(Dataset excerpt)
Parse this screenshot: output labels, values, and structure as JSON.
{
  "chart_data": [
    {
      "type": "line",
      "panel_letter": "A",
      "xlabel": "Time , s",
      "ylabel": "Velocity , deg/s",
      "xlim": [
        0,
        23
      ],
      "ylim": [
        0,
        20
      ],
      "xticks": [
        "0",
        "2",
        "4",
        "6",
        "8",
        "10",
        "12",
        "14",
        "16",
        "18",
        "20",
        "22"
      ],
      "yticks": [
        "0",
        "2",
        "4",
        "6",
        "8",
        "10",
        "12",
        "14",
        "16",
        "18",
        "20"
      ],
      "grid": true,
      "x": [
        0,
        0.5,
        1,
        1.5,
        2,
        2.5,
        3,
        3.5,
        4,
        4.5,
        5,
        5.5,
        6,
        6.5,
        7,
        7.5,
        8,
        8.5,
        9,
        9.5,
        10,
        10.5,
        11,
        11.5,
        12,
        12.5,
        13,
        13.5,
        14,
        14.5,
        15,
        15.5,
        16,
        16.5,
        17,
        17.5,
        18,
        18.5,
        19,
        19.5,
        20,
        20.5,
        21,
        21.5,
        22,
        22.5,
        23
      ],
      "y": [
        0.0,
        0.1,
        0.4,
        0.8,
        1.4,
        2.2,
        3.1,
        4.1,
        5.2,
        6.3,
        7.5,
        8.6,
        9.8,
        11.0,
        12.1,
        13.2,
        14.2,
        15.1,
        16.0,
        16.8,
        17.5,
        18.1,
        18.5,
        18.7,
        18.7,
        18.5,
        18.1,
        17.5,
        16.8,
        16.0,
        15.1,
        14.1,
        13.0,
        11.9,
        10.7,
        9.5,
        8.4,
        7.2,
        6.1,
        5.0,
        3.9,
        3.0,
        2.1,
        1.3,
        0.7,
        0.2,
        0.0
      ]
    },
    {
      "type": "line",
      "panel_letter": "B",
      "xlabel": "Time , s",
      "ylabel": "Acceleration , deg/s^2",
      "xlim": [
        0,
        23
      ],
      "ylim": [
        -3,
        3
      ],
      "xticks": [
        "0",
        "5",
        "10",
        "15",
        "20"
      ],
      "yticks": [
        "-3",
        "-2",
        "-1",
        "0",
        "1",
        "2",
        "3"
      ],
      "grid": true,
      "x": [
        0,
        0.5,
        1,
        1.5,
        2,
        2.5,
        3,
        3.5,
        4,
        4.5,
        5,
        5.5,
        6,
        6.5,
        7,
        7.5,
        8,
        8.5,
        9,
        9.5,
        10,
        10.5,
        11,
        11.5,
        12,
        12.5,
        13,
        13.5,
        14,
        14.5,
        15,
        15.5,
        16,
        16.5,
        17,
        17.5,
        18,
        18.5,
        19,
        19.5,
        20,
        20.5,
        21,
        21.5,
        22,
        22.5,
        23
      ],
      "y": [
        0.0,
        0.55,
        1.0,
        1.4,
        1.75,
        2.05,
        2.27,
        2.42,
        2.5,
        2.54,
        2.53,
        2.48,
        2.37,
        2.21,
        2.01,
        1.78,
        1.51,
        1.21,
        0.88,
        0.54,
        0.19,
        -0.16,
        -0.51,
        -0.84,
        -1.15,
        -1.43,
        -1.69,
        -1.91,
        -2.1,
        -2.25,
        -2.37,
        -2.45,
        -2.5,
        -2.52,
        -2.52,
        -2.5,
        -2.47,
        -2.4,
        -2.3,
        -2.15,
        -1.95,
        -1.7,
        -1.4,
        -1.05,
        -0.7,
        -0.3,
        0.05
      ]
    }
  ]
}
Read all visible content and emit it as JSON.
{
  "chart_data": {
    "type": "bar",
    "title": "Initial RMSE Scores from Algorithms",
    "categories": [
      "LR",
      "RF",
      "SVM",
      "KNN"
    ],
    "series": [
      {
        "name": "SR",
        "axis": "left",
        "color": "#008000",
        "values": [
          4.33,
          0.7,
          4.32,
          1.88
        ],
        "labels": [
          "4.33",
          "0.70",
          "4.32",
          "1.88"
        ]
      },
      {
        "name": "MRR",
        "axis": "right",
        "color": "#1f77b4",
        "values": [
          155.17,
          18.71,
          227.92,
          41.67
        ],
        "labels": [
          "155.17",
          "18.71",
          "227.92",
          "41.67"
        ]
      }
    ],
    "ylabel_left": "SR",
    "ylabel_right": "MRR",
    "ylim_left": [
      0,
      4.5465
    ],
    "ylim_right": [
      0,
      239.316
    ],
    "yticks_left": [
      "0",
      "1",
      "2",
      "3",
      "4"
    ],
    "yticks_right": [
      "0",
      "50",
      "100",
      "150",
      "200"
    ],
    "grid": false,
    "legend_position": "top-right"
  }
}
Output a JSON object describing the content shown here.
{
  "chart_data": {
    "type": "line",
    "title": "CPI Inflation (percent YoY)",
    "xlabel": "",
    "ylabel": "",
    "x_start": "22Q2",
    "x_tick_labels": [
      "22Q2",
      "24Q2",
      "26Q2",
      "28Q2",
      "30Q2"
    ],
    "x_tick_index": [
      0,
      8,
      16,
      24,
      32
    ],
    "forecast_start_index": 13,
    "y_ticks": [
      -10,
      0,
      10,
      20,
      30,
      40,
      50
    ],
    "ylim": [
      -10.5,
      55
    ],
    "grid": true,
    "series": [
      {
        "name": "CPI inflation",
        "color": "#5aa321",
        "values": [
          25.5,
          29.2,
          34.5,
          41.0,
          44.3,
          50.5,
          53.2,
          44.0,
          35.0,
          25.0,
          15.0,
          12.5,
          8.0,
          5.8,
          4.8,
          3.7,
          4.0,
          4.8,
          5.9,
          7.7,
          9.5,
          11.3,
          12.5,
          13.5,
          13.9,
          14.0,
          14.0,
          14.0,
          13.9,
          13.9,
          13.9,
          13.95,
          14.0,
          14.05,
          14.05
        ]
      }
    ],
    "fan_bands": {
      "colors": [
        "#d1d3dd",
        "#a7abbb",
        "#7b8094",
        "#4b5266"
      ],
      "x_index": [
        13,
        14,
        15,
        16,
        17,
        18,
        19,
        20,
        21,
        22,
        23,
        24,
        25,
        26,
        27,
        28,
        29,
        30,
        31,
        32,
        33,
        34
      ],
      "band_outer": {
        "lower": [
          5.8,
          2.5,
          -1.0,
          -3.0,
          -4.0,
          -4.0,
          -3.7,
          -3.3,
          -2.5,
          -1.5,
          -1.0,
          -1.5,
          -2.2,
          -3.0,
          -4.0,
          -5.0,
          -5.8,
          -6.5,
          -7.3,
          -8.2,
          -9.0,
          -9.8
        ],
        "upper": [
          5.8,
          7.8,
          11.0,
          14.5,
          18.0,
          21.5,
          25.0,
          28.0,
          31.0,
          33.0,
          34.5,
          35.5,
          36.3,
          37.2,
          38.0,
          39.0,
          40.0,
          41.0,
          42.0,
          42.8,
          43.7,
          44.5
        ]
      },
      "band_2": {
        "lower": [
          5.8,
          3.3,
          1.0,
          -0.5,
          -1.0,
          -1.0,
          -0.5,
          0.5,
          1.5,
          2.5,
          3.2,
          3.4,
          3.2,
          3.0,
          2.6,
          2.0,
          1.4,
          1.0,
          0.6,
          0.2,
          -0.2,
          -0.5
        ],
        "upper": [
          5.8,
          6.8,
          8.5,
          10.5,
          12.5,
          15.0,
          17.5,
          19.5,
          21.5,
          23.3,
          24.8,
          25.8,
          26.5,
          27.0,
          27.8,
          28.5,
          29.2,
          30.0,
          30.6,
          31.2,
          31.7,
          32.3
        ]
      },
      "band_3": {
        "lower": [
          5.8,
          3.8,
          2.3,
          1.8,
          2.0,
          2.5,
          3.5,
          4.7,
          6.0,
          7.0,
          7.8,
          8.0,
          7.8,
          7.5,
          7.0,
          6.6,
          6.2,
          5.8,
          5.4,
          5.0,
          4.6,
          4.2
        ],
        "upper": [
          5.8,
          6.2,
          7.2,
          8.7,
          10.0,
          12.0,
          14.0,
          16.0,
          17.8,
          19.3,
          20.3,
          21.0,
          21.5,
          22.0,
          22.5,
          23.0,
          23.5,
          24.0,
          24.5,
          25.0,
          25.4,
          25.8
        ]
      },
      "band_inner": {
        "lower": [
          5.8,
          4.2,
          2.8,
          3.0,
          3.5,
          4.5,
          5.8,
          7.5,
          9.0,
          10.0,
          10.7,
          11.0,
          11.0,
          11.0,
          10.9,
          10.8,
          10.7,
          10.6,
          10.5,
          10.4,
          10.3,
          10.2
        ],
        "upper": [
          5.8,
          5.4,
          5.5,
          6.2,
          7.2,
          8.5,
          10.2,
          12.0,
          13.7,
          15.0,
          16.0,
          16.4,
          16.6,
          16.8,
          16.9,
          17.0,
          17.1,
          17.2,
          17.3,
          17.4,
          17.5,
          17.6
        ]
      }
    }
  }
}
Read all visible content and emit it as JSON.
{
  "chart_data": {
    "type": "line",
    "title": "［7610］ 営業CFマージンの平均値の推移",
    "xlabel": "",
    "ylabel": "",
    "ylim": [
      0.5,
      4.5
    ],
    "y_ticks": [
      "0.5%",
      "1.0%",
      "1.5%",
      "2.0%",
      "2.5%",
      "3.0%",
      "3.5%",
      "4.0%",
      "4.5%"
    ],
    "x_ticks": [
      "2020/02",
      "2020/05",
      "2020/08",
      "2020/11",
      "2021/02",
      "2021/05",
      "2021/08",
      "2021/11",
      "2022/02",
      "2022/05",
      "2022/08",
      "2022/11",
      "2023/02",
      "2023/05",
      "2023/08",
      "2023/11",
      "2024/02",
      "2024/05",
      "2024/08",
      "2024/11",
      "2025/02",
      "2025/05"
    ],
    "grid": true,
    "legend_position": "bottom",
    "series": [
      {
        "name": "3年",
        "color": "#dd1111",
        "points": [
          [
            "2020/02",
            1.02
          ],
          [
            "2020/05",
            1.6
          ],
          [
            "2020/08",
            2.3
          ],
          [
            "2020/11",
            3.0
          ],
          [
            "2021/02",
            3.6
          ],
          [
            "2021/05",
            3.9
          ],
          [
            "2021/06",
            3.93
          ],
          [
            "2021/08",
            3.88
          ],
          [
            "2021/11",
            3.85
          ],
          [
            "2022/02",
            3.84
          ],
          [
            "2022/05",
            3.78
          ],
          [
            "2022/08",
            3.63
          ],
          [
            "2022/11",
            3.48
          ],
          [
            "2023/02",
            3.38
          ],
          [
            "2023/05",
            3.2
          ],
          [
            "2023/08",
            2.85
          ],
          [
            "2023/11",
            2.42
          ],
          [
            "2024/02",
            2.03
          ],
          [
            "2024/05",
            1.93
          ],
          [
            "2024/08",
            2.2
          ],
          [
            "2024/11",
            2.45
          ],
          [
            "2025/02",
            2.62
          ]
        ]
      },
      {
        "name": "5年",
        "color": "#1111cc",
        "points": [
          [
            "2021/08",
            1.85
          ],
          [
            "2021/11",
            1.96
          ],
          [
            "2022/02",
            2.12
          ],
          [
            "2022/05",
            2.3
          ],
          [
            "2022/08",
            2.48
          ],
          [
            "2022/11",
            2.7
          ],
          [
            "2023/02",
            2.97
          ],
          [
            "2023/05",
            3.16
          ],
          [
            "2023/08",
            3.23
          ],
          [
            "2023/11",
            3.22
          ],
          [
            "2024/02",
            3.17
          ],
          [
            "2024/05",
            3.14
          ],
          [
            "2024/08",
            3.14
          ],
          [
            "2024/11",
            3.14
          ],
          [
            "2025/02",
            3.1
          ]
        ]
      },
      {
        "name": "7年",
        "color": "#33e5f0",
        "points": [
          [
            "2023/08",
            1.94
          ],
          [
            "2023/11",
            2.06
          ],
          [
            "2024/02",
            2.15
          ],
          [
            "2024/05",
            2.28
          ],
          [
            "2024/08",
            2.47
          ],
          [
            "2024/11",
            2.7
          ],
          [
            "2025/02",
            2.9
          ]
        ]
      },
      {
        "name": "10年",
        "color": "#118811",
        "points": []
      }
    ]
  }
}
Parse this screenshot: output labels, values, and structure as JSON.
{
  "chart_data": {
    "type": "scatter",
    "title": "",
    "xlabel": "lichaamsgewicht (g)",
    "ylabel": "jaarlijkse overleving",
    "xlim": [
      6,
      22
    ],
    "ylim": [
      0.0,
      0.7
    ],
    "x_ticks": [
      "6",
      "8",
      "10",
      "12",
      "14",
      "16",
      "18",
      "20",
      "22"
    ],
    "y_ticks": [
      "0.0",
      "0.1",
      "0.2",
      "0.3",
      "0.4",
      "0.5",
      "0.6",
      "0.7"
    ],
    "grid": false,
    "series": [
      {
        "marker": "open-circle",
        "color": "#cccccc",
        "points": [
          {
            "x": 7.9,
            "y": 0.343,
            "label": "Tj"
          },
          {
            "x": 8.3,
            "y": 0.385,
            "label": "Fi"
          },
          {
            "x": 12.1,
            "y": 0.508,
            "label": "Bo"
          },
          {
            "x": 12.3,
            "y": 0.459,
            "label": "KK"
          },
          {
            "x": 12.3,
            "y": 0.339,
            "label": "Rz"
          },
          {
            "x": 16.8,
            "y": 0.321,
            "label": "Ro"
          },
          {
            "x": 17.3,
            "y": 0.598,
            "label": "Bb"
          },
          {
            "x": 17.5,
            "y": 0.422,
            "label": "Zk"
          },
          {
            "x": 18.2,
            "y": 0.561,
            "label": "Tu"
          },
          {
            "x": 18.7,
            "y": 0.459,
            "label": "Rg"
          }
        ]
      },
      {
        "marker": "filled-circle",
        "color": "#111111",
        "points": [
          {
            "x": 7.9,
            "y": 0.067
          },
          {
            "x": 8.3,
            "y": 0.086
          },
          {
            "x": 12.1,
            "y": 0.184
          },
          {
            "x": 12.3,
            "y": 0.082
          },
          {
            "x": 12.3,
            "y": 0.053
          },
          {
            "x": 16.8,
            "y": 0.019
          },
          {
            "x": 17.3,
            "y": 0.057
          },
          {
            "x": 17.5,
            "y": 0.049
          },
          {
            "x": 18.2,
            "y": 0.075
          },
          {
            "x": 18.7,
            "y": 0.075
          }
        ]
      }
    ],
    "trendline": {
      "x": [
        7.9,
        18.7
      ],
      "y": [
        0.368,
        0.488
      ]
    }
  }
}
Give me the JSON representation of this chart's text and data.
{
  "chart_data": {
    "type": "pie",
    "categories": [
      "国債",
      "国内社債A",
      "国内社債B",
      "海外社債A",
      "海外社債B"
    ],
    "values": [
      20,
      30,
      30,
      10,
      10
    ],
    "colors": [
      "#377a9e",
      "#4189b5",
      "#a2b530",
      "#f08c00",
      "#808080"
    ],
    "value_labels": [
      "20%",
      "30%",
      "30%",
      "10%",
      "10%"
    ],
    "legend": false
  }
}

WHAT YOU NEED TO DO.
Collect each line above holding the string "title".

SOLUTION TO THIS TASK.
    "title": "Initial RMSE Scores from Algorithms",
    "title": "CPI Inflation (percent YoY)",
    "title": "［7610］ 営業CFマージンの平均値の推移",
    "title": "",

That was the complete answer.